What is expected
Your task is to quote the material that follows, in full and exactly.

----

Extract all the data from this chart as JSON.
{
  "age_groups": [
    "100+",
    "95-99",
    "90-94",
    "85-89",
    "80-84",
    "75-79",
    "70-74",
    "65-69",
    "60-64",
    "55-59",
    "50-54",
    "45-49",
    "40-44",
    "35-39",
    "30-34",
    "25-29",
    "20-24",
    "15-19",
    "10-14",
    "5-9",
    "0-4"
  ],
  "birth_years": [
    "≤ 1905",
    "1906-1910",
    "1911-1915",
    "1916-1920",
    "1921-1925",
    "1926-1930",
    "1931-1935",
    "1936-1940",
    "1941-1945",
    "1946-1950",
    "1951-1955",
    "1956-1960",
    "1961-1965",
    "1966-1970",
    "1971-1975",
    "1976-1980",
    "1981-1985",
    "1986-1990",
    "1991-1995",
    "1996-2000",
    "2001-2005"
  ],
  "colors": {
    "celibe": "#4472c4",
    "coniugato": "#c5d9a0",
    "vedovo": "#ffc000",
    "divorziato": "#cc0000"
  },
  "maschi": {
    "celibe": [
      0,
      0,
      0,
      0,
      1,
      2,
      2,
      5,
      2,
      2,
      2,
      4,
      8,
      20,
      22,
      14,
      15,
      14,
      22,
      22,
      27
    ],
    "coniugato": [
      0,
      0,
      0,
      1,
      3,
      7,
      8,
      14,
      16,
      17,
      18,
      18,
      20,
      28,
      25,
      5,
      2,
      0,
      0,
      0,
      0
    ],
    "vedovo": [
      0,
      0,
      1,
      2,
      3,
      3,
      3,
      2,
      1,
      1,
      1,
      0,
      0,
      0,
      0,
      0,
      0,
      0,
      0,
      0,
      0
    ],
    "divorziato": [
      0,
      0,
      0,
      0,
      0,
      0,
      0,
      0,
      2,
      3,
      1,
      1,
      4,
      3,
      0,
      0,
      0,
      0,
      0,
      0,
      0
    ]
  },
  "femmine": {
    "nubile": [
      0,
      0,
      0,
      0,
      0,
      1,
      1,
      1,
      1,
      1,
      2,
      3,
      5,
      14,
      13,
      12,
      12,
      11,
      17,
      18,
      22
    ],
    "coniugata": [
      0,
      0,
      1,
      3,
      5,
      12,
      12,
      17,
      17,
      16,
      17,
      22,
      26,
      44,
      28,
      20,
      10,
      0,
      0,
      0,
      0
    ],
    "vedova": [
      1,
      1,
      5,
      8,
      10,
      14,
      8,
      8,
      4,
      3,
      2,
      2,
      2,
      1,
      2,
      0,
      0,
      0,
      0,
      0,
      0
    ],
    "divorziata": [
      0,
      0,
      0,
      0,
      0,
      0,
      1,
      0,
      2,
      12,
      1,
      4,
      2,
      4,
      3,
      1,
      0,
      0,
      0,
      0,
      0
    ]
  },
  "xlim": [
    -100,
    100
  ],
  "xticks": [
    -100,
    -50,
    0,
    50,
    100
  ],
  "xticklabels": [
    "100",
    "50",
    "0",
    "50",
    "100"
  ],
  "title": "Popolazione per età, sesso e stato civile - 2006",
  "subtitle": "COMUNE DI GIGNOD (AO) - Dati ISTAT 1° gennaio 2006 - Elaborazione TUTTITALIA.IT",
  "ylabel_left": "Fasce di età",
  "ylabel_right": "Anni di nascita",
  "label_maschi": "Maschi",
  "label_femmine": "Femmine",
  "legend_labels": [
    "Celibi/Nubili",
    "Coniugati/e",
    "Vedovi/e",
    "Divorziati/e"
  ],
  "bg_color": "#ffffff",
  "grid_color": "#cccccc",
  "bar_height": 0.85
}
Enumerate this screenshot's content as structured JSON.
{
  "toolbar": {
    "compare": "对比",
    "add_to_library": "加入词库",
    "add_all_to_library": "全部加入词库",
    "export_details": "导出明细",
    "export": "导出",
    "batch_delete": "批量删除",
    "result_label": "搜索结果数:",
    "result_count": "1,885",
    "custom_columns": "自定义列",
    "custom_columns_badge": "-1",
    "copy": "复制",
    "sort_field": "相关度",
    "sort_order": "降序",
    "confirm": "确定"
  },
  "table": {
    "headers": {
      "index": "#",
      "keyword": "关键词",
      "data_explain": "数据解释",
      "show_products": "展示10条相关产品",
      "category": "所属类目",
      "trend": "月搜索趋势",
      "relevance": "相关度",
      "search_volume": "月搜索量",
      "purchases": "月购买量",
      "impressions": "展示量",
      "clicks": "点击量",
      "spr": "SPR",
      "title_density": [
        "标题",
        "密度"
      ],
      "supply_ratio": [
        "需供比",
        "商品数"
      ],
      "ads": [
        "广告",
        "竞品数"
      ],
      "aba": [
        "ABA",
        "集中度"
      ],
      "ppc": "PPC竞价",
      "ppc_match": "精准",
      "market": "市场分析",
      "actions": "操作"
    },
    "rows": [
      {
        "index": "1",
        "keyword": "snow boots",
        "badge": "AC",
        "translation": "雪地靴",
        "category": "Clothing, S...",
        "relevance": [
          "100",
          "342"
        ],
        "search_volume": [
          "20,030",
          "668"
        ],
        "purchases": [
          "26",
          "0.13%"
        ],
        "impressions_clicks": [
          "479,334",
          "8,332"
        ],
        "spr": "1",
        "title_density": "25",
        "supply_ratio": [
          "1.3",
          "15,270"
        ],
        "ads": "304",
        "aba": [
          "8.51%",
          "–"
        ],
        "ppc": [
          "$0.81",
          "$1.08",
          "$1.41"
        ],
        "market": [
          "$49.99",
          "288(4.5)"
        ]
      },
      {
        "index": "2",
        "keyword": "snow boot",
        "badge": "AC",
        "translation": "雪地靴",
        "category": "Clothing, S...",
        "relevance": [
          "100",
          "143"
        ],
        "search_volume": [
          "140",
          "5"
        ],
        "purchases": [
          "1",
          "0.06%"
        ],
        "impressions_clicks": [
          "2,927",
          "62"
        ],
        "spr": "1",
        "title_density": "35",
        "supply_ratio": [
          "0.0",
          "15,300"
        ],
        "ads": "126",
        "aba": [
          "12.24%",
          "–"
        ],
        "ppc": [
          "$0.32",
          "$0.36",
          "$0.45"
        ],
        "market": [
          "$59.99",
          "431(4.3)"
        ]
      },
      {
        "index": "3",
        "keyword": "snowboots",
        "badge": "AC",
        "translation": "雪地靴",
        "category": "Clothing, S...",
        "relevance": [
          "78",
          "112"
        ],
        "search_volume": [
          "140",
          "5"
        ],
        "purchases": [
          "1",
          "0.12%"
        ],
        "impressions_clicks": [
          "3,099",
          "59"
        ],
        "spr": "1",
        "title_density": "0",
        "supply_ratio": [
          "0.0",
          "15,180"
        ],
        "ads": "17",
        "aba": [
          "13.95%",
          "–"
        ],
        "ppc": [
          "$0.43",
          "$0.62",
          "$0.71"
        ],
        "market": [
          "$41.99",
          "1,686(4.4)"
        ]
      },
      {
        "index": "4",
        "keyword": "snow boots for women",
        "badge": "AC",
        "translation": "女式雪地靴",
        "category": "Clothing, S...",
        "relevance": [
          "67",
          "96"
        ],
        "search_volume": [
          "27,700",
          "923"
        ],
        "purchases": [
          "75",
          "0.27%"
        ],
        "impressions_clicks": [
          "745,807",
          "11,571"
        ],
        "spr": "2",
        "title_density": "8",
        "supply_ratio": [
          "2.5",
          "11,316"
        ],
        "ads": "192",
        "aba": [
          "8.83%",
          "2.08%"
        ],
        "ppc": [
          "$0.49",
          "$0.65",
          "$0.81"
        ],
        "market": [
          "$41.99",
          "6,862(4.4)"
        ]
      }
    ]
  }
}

----

Task answer
Extract all the data from this chart as JSON.
{
  "age_groups": [
    "100+",
    "95-99",
    "90-94",
    "85-89",
    "80-84",
    "75-79",
    "70-74",
    "65-69",
    "60-64",
    "55-59",
    "50-54",
    "45-49",
    "40-44",
    "35-39",
    "30-34",
    "25-29",
    "20-24",
    "15-19",
    "10-14",
    "5-9",
    "0-4"
  ],
  "birth_years": [
    "≤ 1905",
    "1906-1910",
    "1911-1915",
    "1916-1920",
    "1921-1925",
    "1926-1930",
    "1931-1935",
    "1936-1940",
    "1941-1945",
    "1946-1950",
    "1951-1955",
    "1956-1960",
    "1961-1965",
    "1966-1970",
    "1971-1975",
    "1976-1980",
    "1981-1985",
    "1986-1990",
    "1991-1995",
    "1996-2000",
    "2001-2005"
  ],
  "colors": {
    "celibe": "#4472c4",
    "coniugato": "#c5d9a0",
    "vedovo": "#ffc000",
    "divorziato": "#cc0000"
  },
  "maschi": {
    "celibe": [
      0,
      0,
      0,
      0,
      1,
      2,
      2,
      5,
      2,
      2,
      2,
      4,
      8,
      20,
      22,
      14,
      15,
      14,
      22,
      22,
      27
    ],
    "coniugato": [
      0,
      0,
      0,
      1,
      3,
      7,
      8,
      14,
      16,
      17,
      18,
      18,
      20,
      28,
      25,
      5,
      2,
      0,
      0,
      0,
      0
    ],
    "vedovo": [
      0,
      0,
      1,
      2,
      3,
      3,
      3,
      2,
      1,
      1,
      1,
      0,
      0,
      0,
      0,
      0,
      0,
      0,
      0,
      0,
      0
    ],
    "divorziato": [
      0,
      0,
      0,
      0,
      0,
      0,
      0,
      0,
      2,
      3,
      1,
      1,
      4,
      3,
      0,
      0,
      0,
      0,
      0,
      0,
      0
    ]
  },
  "femmine": {
    "nubile": [
      0,
      0,
      0,
      0,
      0,
      1,
      1,
      1,
      1,
      1,
      2,
      3,
      5,
      14,
      13,
      12,
      12,
      11,
      17,
      18,
      22
    ],
    "coniugata": [
      0,
      0,
      1,
      3,
      5,
      12,
      12,
      17,
      17,
      16,
      17,
      22,
      26,
      44,
      28,
      20,
      10,
      0,
      0,
      0,
      0
    ],
    "vedova": [
      1,
      1,
      5,
      8,
      10,
      14,
      8,
      8,
      4,
      3,
      2,
      2,
      2,
      1,
      2,
      0,
      0,
      0,
      0,
      0,
      0
    ],
    "divorziata": [
      0,
      0,
      0,
      0,
      0,
      0,
      1,
      0,
      2,
      12,
      1,
      4,
      2,
      4,
      3,
      1,
      0,
      0,
      0,
      0,
      0
    ]
  },
  "xlim": [
    -100,
    100
  ],
  "xticks": [
    -100,
    -50,
    0,
    50,
    100
  ],
  "xticklabels": [
    "100",
    "50",
    "0",
    "50",
    "100"
  ],
  "title": "Popolazione per età, sesso e stato civile - 2006",
  "subtitle": "COMUNE DI GIGNOD (AO) - Dati ISTAT 1° gennaio 2006 - Elaborazione TUTTITALIA.IT",
  "ylabel_left": "Fasce di età",
  "ylabel_right": "Anni di nascita",
  "label_maschi": "Maschi",
  "label_femmine": "Femmine",
  "legend_labels": [
    "Celibi/Nubili",
    "Coniugati/e",
    "Vedovi/e",
    "Divorziati/e"
  ],
  "bg_color": "#ffffff",
  "grid_color": "#cccccc",
  "bar_height": 0.85
}
Enumerate this screenshot's content as structured JSON.
{
  "toolbar": {
    "compare": "对比",
    "add_to_library": "加入词库",
    "add_all_to_library": "全部加入词库",
    "export_details": "导出明细",
    "export": "导出",
    "batch_delete": "批量删除",
    "result_label": "搜索结果数:",
    "result_count": "1,885",
    "custom_columns": "自定义列",
    "custom_columns_badge": "-1",
    "copy": "复制",
    "sort_field": "相关度",
    "sort_order": "降序",
    "confirm": "确定"
  },
  "table": {
    "headers": {
      "index": "#",
      "keyword": "关键词",
      "data_explain": "数据解释",
      "show_products": "展示10条相关产品",
      "category": "所属类目",
      "trend": "月搜索趋势",
      "relevance": "相关度",
      "search_volume": "月搜索量",
      "purchases": "月购买量",
      "impressions": "展示量",
      "clicks": "点击量",
      "spr": "SPR",
      "title_density": [
        "标题",
        "密度"
      ],
      "supply_ratio": [
        "需供比",
        "商品数"
      ],
      "ads": [
        "广告",
        "竞品数"
      ],
      "aba": [
        "ABA",
        "集中度"
      ],
      "ppc": "PPC竞价",
      "ppc_match": "精准",
      "market": "市场分析",
      "actions": "操作"
    },
    "rows": [
      {
        "index": "1",
        "keyword": "snow boots",
        "badge": "AC",
        "translation": "雪地靴",
        "category": "Clothing, S...",
        "relevance": [
          "100",
          "342"
        ],
        "search_volume": [
          "20,030",
          "668"
        ],
        "purchases": [
          "26",
          "0.13%"
        ],
        "impressions_clicks": [
          "479,334",
          "8,332"
        ],
        "spr": "1",
        "title_density": "25",
        "supply_ratio": [
          "1.3",
          "15,270"
        ],
        "ads": "304",
        "aba": [
          "8.51%",
          "–"
        ],
        "ppc": [
          "$0.81",
          "$1.08",
          "$1.41"
        ],
        "market": [
          "$49.99",
          "288(4.5)"
        ]
      },
      {
        "index": "2",
        "keyword": "snow boot",
        "badge": "AC",
        "translation": "雪地靴",
        "category": "Clothing, S...",
        "relevance": [
          "100",
          "143"
        ],
        "search_volume": [
          "140",
          "5"
        ],
        "purchases": [
          "1",
          "0.06%"
        ],
        "impressions_clicks": [
          "2,927",
          "62"
        ],
        "spr": "1",
        "title_density": "35",
        "supply_ratio": [
          "0.0",
          "15,300"
        ],
        "ads": "126",
        "aba": [
          "12.24%",
          "–"
        ],
        "ppc": [
          "$0.32",
          "$0.36",
          "$0.45"
        ],
        "market": [
          "$59.99",
          "431(4.3)"
        ]
      },
      {
        "index": "3",
        "keyword": "snowboots",
        "badge": "AC",
        "translation": "雪地靴",
        "category": "Clothing, S...",
        "relevance": [
          "78",
          "112"
        ],
        "search_volume": [
          "140",
          "5"
        ],
        "purchases": [
          "1",
          "0.12%"
        ],
        "impressions_clicks": [
          "3,099",
          "59"
        ],
        "spr": "1",
        "title_density": "0",
        "supply_ratio": [
          "0.0",
          "15,180"
        ],
        "ads": "17",
        "aba": [
          "13.95%",
          "–"
        ],
        "ppc": [
          "$0.43",
          "$0.62",
          "$0.71"
        ],
        "market": [
          "$41.99",
          "1,686(4.4)"
        ]
      },
      {
        "index": "4",
        "keyword": "snow boots for women",
        "badge": "AC",
        "translation": "女式雪地靴",
        "category": "Clothing, S...",
        "relevance": [
          "67",
          "96"
        ],
        "search_volume": [
          "27,700",
          "923"
        ],
        "purchases": [
          "75",
          "0.27%"
        ],
        "impressions_clicks": [
          "745,807",
          "11,571"
        ],
        "spr": "2",
        "title_density": "8",
        "supply_ratio": [
          "2.5",
          "11,316"
        ],
        "ads": "192",
        "aba": [
          "8.83%",
          "2.08%"
        ],
        "ppc": [
          "$0.49",
          "$0.65",
          "$0.81"
        ],
        "market": [
          "$41.99",
          "6,862(4.4)"
        ]
      }
    ]
  }
}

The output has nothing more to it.